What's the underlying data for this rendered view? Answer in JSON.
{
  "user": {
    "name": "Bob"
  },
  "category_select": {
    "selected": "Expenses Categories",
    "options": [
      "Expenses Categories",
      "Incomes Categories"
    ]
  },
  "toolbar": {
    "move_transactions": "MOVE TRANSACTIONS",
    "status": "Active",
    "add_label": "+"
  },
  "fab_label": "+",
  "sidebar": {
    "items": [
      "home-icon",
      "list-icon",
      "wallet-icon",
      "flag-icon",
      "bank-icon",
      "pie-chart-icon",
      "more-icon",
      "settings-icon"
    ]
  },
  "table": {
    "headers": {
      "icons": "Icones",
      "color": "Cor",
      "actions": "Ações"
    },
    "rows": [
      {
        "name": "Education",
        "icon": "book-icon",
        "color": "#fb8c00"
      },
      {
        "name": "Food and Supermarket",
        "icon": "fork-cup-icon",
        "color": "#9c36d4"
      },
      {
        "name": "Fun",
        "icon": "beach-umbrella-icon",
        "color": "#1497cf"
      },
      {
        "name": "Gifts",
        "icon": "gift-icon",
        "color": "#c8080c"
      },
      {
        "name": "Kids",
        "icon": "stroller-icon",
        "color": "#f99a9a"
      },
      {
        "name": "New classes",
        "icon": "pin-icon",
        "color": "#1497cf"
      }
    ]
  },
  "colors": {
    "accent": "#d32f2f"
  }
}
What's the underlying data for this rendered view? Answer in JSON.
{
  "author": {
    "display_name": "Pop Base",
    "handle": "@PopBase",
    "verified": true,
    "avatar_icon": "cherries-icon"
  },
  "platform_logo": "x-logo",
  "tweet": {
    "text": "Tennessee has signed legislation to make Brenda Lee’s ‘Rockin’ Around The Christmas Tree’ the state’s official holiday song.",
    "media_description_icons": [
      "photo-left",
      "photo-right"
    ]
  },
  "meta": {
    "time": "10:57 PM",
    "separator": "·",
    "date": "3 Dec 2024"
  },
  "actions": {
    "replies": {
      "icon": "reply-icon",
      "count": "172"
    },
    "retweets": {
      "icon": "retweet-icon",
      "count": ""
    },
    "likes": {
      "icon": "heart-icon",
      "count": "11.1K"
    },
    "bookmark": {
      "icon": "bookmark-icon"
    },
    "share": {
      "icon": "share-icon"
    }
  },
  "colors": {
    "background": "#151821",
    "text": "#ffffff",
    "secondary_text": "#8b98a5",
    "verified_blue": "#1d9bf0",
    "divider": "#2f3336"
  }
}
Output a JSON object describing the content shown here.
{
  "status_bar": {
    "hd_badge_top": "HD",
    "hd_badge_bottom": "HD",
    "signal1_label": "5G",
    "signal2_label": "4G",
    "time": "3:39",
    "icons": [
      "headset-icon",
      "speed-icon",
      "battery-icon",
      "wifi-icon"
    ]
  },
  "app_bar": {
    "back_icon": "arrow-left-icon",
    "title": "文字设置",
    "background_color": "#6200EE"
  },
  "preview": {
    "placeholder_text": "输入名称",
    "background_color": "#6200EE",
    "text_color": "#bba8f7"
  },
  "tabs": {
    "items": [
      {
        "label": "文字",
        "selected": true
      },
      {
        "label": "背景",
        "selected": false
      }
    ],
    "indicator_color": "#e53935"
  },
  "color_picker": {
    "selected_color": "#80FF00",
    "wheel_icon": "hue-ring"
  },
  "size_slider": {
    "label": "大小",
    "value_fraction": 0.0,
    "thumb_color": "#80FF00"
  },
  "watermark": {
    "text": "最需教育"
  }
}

---+---

=== Task instructions ===
Find the lines above that contain the word "Expenses" and collect them.

=== Exercise result ===
    "selected": "Expenses Categories",
      "Expenses Categories",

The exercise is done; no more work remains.